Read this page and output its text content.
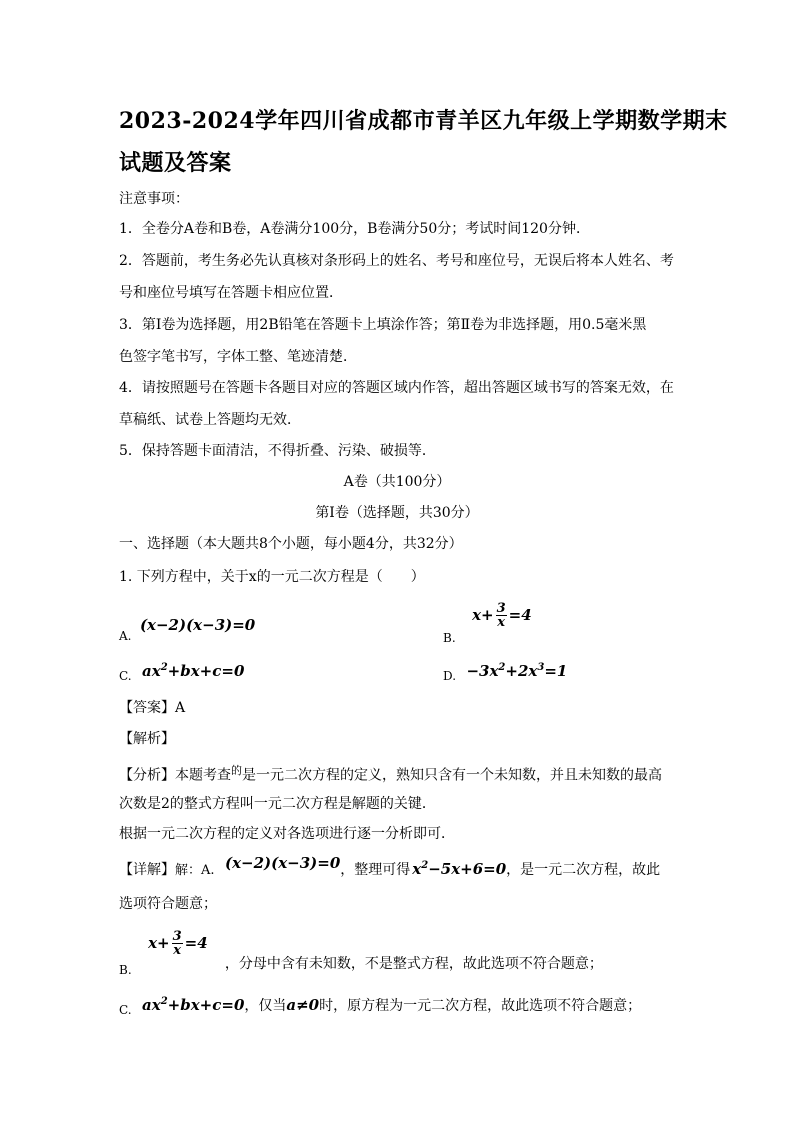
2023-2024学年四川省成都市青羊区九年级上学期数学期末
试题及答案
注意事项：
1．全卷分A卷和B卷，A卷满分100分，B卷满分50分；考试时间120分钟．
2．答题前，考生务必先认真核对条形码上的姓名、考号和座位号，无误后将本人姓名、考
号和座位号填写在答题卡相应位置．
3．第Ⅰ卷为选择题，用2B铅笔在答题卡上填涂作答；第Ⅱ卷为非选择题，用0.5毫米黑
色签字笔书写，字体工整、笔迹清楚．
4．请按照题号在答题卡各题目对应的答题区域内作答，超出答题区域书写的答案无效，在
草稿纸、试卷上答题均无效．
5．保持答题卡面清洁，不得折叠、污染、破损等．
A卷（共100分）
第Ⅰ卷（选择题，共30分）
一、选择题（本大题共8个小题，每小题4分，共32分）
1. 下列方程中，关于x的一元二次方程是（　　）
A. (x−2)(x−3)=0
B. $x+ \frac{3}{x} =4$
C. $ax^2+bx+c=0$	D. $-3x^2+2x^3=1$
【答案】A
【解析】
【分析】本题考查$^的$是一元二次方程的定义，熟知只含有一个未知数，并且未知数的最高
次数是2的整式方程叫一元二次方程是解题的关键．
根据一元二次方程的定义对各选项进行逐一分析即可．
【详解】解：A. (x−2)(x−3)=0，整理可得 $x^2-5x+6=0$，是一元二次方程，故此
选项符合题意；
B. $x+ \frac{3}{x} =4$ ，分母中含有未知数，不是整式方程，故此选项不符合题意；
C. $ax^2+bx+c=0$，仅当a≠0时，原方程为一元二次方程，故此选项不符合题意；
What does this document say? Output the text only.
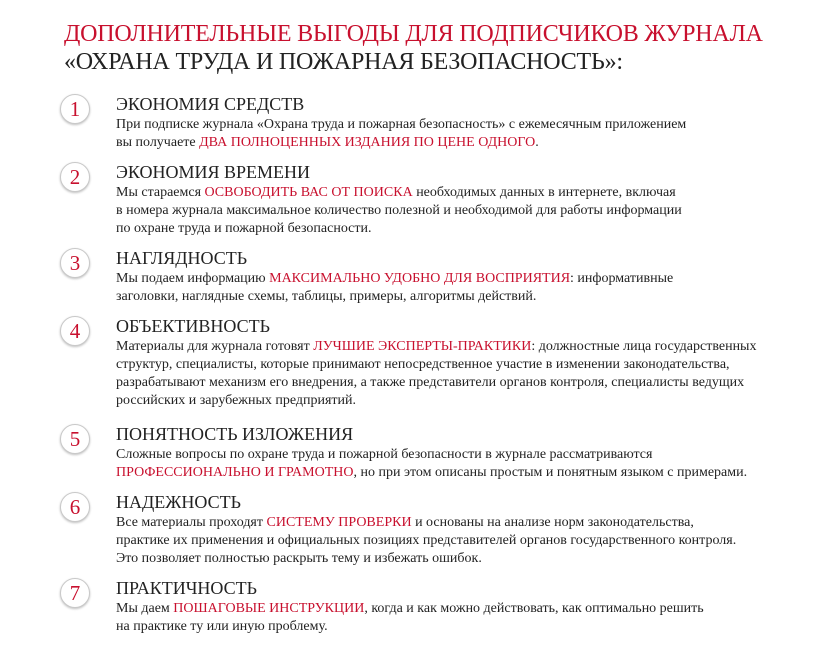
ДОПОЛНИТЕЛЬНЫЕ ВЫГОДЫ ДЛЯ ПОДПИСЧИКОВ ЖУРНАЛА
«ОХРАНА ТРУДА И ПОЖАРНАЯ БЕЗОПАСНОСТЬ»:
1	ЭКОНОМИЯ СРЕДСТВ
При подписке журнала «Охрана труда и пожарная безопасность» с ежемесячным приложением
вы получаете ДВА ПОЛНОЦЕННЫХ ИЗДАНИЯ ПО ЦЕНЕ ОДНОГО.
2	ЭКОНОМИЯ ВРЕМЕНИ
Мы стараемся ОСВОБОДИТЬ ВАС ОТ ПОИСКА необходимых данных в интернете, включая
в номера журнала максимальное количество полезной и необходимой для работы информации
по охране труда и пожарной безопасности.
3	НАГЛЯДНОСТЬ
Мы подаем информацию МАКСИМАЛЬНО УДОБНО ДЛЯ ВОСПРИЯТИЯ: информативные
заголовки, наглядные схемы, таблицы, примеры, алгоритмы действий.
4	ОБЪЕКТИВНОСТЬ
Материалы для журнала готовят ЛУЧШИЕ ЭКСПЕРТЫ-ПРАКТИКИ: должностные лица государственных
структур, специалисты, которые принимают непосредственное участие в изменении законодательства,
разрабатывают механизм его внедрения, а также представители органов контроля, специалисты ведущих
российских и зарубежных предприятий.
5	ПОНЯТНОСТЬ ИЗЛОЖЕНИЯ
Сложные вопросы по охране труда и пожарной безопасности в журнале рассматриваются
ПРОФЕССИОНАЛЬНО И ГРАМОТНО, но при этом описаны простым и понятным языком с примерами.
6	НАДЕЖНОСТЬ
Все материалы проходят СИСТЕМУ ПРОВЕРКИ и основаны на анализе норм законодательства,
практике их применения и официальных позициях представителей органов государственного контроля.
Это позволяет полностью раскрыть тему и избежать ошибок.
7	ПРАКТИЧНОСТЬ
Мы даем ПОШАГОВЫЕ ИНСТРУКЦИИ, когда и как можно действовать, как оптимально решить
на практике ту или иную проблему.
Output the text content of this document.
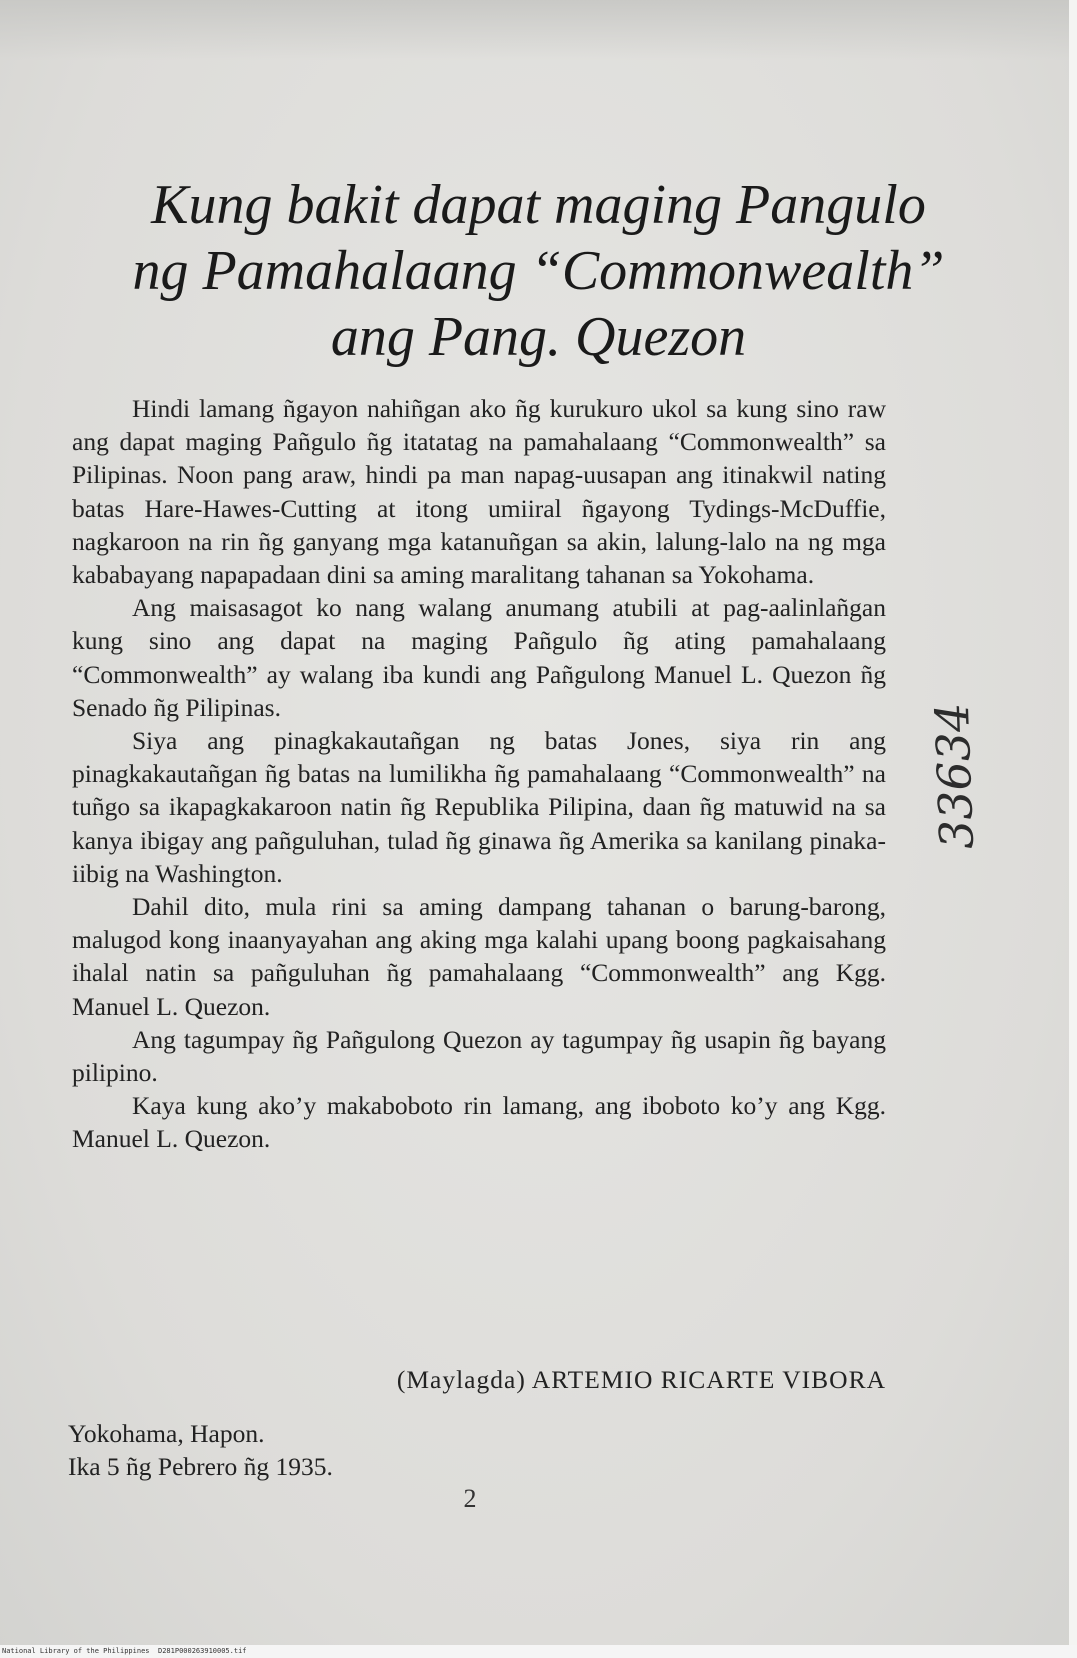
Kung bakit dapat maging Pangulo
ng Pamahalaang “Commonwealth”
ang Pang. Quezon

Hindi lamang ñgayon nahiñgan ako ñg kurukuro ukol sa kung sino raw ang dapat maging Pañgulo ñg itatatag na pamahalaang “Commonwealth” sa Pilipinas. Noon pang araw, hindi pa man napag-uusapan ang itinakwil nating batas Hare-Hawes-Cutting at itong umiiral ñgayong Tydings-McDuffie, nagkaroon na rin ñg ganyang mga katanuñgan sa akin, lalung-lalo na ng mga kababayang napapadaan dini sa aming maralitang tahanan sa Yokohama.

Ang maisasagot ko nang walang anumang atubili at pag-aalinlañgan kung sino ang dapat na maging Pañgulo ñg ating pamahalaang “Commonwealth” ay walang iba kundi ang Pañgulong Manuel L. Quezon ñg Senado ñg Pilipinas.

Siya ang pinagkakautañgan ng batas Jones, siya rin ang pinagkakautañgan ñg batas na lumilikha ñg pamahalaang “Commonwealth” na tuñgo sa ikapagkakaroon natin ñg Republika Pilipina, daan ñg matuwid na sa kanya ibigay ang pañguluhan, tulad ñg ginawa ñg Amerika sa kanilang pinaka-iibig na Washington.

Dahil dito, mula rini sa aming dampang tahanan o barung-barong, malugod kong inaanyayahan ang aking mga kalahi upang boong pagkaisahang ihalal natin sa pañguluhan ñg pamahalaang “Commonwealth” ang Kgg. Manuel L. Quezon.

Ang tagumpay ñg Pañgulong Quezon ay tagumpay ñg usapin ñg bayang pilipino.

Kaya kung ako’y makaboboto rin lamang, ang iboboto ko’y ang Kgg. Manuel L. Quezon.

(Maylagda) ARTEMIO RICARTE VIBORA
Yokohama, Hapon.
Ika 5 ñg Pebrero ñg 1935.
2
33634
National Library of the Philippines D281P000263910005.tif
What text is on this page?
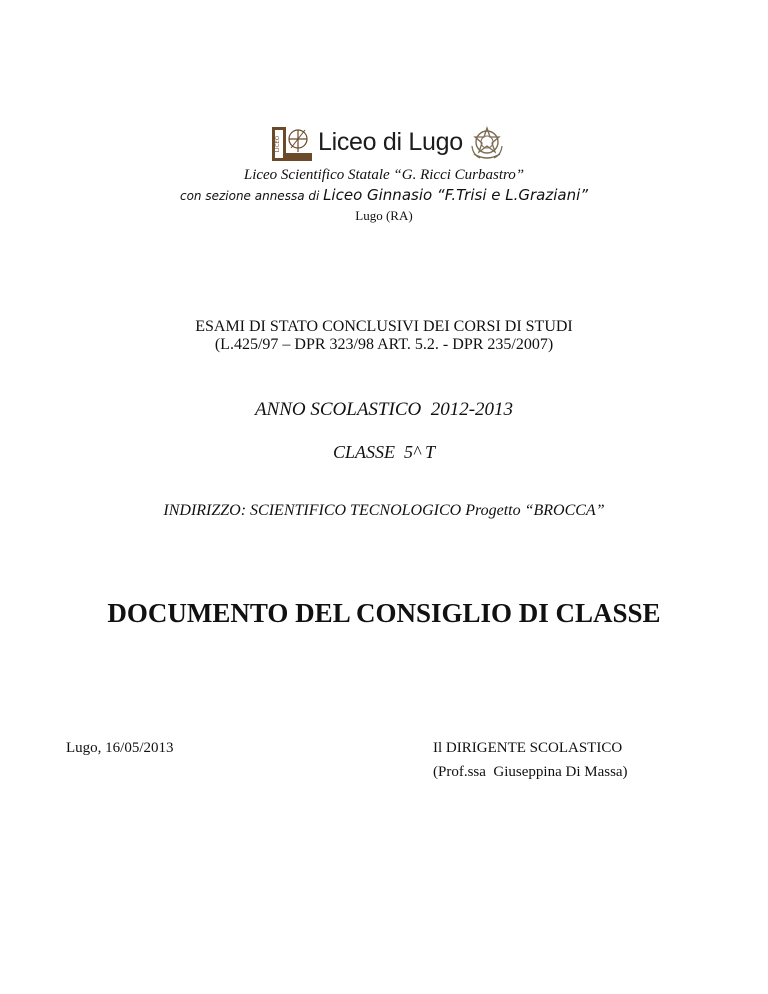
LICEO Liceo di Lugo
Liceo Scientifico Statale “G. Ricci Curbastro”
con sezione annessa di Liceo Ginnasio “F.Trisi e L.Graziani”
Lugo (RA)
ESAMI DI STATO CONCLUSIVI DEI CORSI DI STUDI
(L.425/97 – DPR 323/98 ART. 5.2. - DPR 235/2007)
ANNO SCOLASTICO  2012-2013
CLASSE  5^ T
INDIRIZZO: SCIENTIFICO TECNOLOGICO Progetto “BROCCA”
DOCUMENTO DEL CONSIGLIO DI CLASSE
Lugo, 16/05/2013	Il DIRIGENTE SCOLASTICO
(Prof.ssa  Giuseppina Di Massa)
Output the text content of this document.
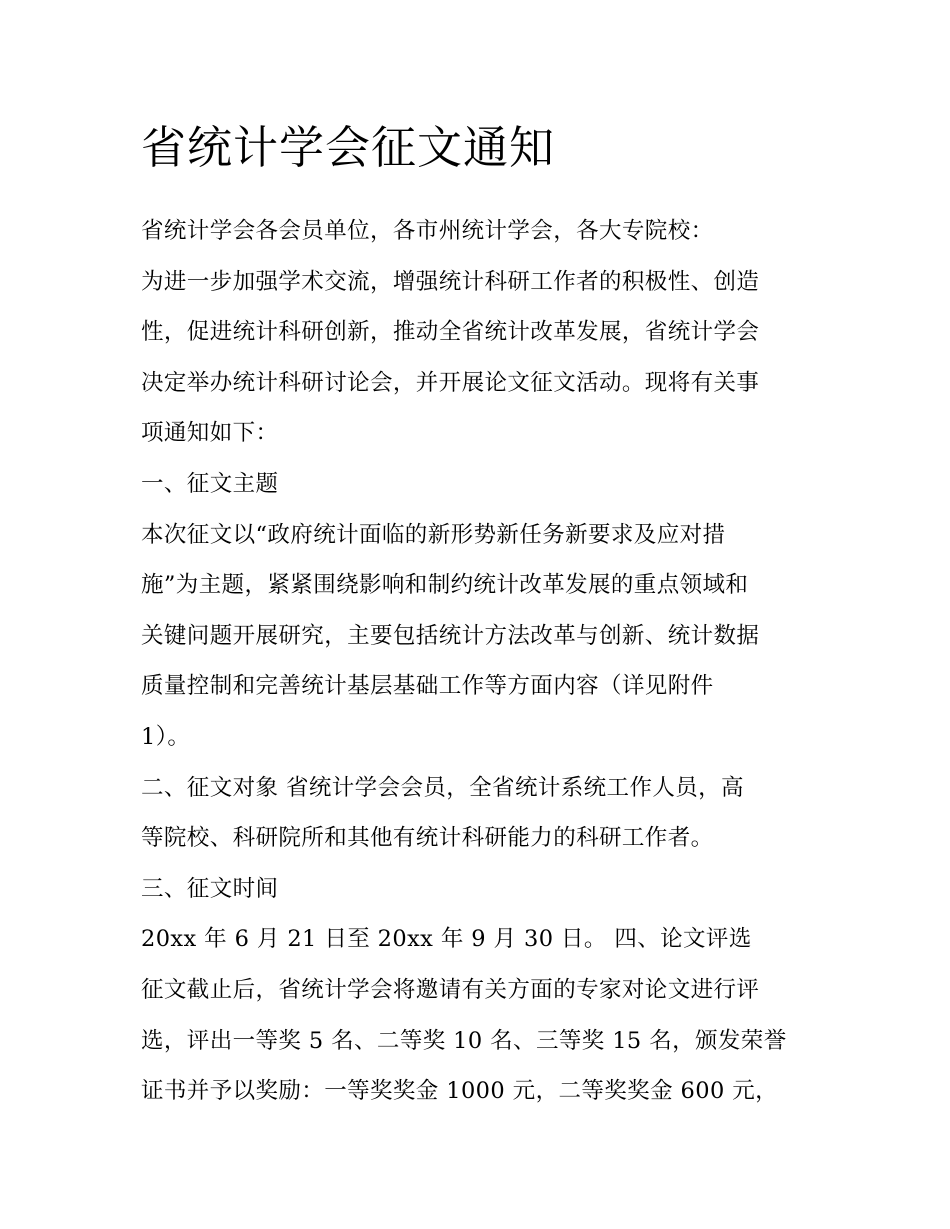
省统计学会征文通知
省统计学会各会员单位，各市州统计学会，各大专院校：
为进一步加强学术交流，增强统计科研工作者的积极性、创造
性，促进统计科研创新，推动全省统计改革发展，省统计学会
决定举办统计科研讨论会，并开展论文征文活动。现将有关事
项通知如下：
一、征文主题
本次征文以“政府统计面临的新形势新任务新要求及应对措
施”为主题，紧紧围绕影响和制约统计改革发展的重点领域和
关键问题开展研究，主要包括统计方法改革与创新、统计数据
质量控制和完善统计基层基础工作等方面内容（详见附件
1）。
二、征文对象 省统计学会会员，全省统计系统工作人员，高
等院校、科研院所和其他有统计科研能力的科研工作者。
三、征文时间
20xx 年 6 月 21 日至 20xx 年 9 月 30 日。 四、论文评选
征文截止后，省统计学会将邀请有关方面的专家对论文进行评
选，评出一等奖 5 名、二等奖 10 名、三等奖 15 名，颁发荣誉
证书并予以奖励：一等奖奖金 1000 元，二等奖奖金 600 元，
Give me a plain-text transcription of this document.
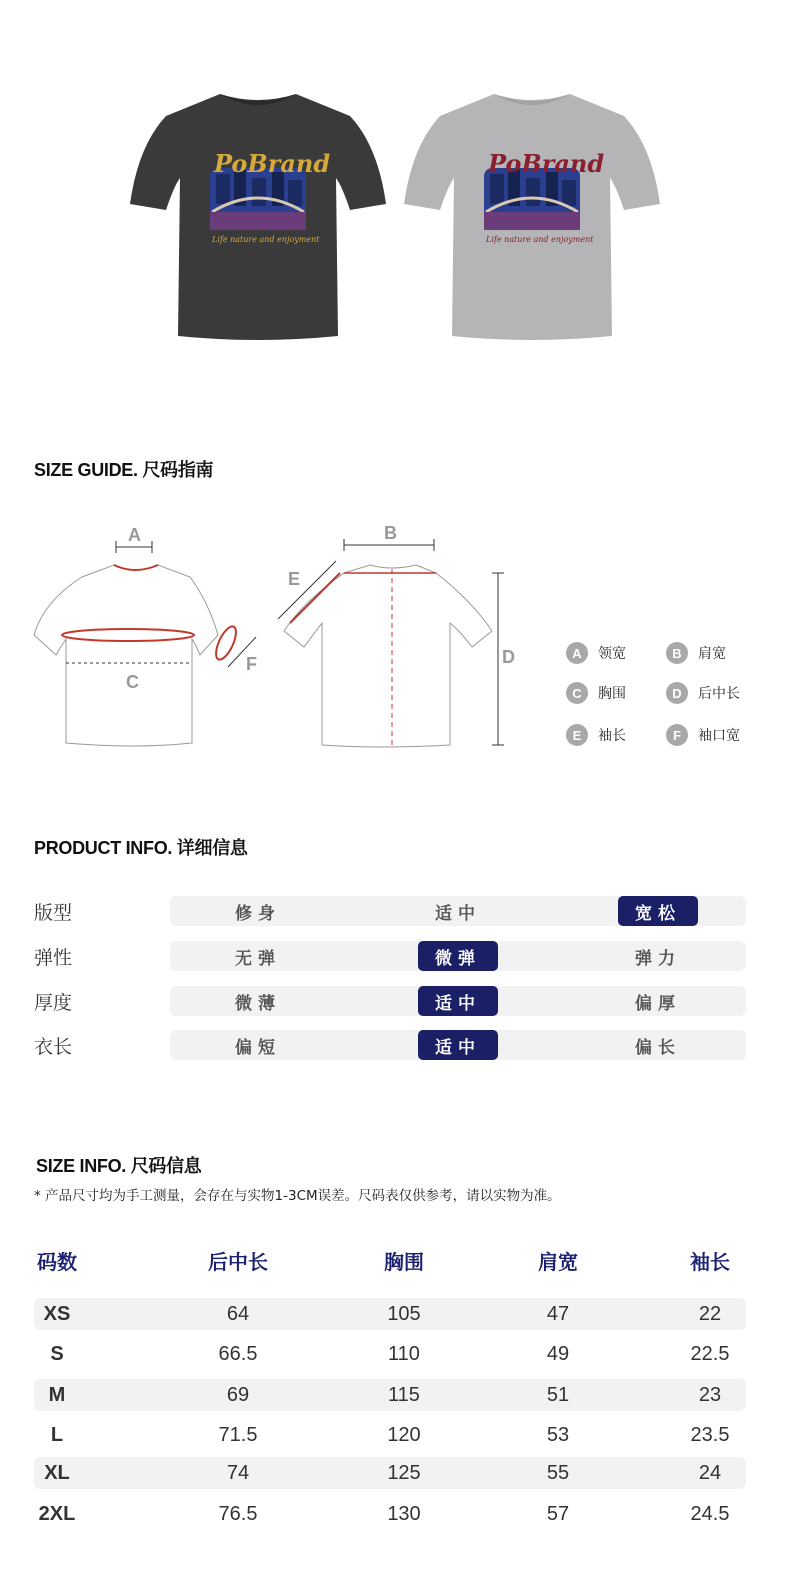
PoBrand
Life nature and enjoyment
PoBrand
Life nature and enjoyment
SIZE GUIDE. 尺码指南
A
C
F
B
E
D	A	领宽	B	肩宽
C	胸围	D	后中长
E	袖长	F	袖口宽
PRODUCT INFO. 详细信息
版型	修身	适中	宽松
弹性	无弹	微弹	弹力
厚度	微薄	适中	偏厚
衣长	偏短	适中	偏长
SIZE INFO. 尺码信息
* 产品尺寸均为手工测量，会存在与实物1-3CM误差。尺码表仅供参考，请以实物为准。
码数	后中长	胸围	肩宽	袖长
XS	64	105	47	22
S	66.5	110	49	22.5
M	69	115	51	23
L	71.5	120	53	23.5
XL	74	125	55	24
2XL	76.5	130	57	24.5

====

*Exercise description*. Look for lines containing the string "dapat" and copy them all.

*Response to the exercise*.
Kung bakit dapat maging Pangulo
Hindi lamang ñgayon nahiñgan ako ñg kurukuro ukol sa kung sino raw ang dapat maging Pañgulo ñg itatatag na pamahalaang “Commonwealth” sa Pilipinas. Noon pang araw, hindi pa man napag-uusapan ang itinakwil nating batas Hare-Hawes-Cutting at itong umiiral ñgayong Tydings-McDuffie, nagkaroon na rin ñg ganyang mga katanuñgan sa akin, lalung-lalo na ng mga kababayang napapadaan dini sa aming maralitang tahanan sa Yokohama.
Ang maisasagot ko nang walang anumang atubili at pag-aalinlañgan kung sino ang dapat na maging Pañgulo ñg ating pamahalaang “Commonwealth” ay walang iba kundi ang Pañgulong Manuel L. Quezon ñg Senado ñg Pilipinas.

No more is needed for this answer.